__GOAL OF THE EXERCISE__
Leave out the pictures and repeat the data exactly.

Extracted records:
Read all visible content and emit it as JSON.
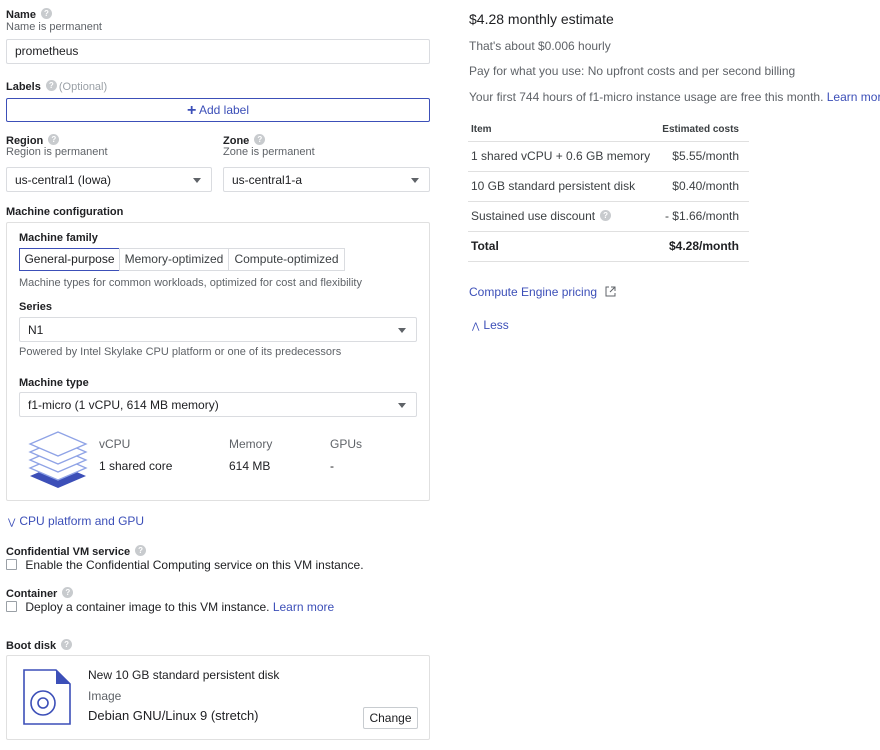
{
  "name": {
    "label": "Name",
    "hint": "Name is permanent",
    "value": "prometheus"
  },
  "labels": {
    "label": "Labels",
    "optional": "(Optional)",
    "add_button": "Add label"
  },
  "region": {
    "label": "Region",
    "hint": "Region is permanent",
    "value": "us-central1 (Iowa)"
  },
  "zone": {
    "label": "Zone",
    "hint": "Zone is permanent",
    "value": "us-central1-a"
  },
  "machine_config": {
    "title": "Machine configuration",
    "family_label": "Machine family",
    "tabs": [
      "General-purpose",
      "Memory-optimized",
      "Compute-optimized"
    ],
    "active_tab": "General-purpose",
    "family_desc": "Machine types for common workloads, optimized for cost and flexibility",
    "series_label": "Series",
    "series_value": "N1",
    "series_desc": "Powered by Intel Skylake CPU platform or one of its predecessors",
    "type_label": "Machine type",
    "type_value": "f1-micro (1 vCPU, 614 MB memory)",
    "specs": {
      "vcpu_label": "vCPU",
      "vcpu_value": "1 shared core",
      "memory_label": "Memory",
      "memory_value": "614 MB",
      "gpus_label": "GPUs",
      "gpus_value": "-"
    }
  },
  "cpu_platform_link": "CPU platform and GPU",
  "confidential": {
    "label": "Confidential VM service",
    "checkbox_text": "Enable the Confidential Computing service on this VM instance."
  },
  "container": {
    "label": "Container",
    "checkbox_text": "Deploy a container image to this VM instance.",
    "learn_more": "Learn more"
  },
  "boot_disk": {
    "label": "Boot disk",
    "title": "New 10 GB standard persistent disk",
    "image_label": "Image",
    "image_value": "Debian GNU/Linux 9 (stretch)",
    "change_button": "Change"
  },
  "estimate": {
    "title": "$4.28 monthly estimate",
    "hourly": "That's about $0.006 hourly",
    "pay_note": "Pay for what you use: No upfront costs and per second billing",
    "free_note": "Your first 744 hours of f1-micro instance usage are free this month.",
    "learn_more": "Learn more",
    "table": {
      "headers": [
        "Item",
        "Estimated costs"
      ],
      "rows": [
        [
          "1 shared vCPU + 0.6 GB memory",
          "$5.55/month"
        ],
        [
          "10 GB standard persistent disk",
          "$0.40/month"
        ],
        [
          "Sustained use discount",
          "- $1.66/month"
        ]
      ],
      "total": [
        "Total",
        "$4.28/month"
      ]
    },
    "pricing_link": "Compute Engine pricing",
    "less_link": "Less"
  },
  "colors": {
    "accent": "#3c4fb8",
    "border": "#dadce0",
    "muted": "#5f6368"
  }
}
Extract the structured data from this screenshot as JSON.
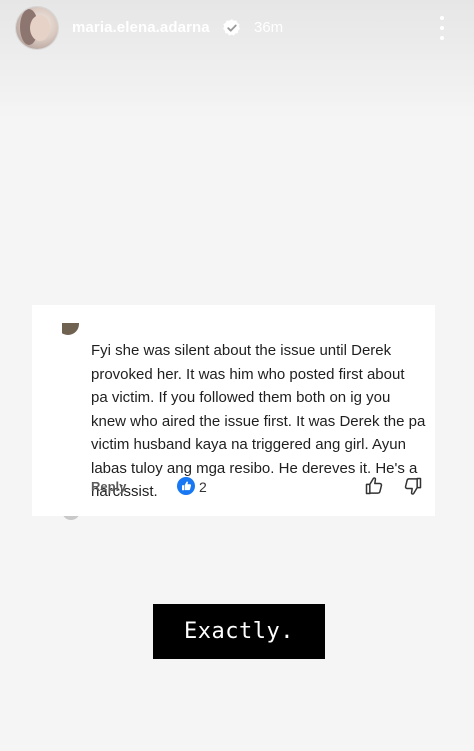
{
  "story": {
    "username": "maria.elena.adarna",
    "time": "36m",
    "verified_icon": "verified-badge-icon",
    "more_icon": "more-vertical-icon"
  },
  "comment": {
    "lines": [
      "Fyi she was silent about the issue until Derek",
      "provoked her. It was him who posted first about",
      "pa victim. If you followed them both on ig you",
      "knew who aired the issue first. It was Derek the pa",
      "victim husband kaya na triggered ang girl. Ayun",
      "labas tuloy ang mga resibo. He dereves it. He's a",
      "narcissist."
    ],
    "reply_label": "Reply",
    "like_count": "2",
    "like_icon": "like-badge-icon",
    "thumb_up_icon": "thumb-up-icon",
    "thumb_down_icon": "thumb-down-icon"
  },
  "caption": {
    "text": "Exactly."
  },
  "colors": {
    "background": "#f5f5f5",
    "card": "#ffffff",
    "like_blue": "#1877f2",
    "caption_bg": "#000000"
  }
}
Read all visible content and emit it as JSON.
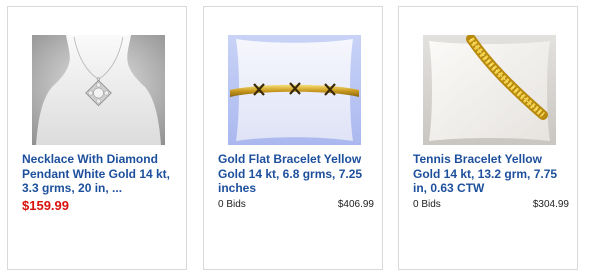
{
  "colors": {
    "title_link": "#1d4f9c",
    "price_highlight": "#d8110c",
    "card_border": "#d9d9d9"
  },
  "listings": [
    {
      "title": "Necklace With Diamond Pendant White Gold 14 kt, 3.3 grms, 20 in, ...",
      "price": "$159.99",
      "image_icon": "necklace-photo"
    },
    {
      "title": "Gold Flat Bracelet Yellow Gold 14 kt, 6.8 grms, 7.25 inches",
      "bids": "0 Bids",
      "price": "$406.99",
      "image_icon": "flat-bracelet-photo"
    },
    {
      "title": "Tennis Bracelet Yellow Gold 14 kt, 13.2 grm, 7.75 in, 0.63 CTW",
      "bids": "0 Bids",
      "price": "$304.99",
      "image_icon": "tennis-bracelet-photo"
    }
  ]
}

__REPLY TO THE EXERCISE__
Read all visible content and emit it as JSON.
{
  "name": {
    "label": "Name",
    "hint": "Name is permanent",
    "value": "prometheus"
  },
  "labels": {
    "label": "Labels",
    "optional": "(Optional)",
    "add_button": "Add label"
  },
  "region": {
    "label": "Region",
    "hint": "Region is permanent",
    "value": "us-central1 (Iowa)"
  },
  "zone": {
    "label": "Zone",
    "hint": "Zone is permanent",
    "value": "us-central1-a"
  },
  "machine_config": {
    "title": "Machine configuration",
    "family_label": "Machine family",
    "tabs": [
      "General-purpose",
      "Memory-optimized",
      "Compute-optimized"
    ],
    "active_tab": "General-purpose",
    "family_desc": "Machine types for common workloads, optimized for cost and flexibility",
    "series_label": "Series",
    "series_value": "N1",
    "series_desc": "Powered by Intel Skylake CPU platform or one of its predecessors",
    "type_label": "Machine type",
    "type_value": "f1-micro (1 vCPU, 614 MB memory)",
    "specs": {
      "vcpu_label": "vCPU",
      "vcpu_value": "1 shared core",
      "memory_label": "Memory",
      "memory_value": "614 MB",
      "gpus_label": "GPUs",
      "gpus_value": "-"
    }
  },
  "cpu_platform_link": "CPU platform and GPU",
  "confidential": {
    "label": "Confidential VM service",
    "checkbox_text": "Enable the Confidential Computing service on this VM instance."
  },
  "container": {
    "label": "Container",
    "checkbox_text": "Deploy a container image to this VM instance.",
    "learn_more": "Learn more"
  },
  "boot_disk": {
    "label": "Boot disk",
    "title": "New 10 GB standard persistent disk",
    "image_label": "Image",
    "image_value": "Debian GNU/Linux 9 (stretch)",
    "change_button": "Change"
  },
  "estimate": {
    "title": "$4.28 monthly estimate",
    "hourly": "That's about $0.006 hourly",
    "pay_note": "Pay for what you use: No upfront costs and per second billing",
    "free_note": "Your first 744 hours of f1-micro instance usage are free this month.",
    "learn_more": "Learn more",
    "table": {
      "headers": [
        "Item",
        "Estimated costs"
      ],
      "rows": [
        [
          "1 shared vCPU + 0.6 GB memory",
          "$5.55/month"
        ],
        [
          "10 GB standard persistent disk",
          "$0.40/month"
        ],
        [
          "Sustained use discount",
          "- $1.66/month"
        ]
      ],
      "total": [
        "Total",
        "$4.28/month"
      ]
    },
    "pricing_link": "Compute Engine pricing",
    "less_link": "Less"
  },
  "colors": {
    "accent": "#3c4fb8",
    "border": "#dadce0",
    "muted": "#5f6368"
  }
}
Extract the structured data from this screenshot as JSON.
{
  "story": {
    "username": "maria.elena.adarna",
    "time": "36m",
    "verified_icon": "verified-badge-icon",
    "more_icon": "more-vertical-icon"
  },
  "comment": {
    "lines": [
      "Fyi she was silent about the issue until Derek",
      "provoked her. It was him who posted first about",
      "pa victim. If you followed them both on ig you",
      "knew who aired the issue first. It was Derek the pa",
      "victim husband kaya na triggered ang girl. Ayun",
      "labas tuloy ang mga resibo. He dereves it. He's a",
      "narcissist."
    ],
    "reply_label": "Reply",
    "like_count": "2",
    "like_icon": "like-badge-icon",
    "thumb_up_icon": "thumb-up-icon",
    "thumb_down_icon": "thumb-down-icon"
  },
  "caption": {
    "text": "Exactly."
  },
  "colors": {
    "background": "#f5f5f5",
    "card": "#ffffff",
    "like_blue": "#1877f2",
    "caption_bg": "#000000"
  }
}
Read all visible content and emit it as JSON.
{
  "colors": {
    "title_link": "#1d4f9c",
    "price_highlight": "#d8110c",
    "card_border": "#d9d9d9"
  },
  "listings": [
    {
      "title": "Necklace With Diamond Pendant White Gold 14 kt, 3.3 grms, 20 in, ...",
      "price": "$159.99",
      "image_icon": "necklace-photo"
    },
    {
      "title": "Gold Flat Bracelet Yellow Gold 14 kt, 6.8 grms, 7.25 inches",
      "bids": "0 Bids",
      "price": "$406.99",
      "image_icon": "flat-bracelet-photo"
    },
    {
      "title": "Tennis Bracelet Yellow Gold 14 kt, 13.2 grm, 7.75 in, 0.63 CTW",
      "bids": "0 Bids",
      "price": "$304.99",
      "image_icon": "tennis-bracelet-photo"
    }
  ]
}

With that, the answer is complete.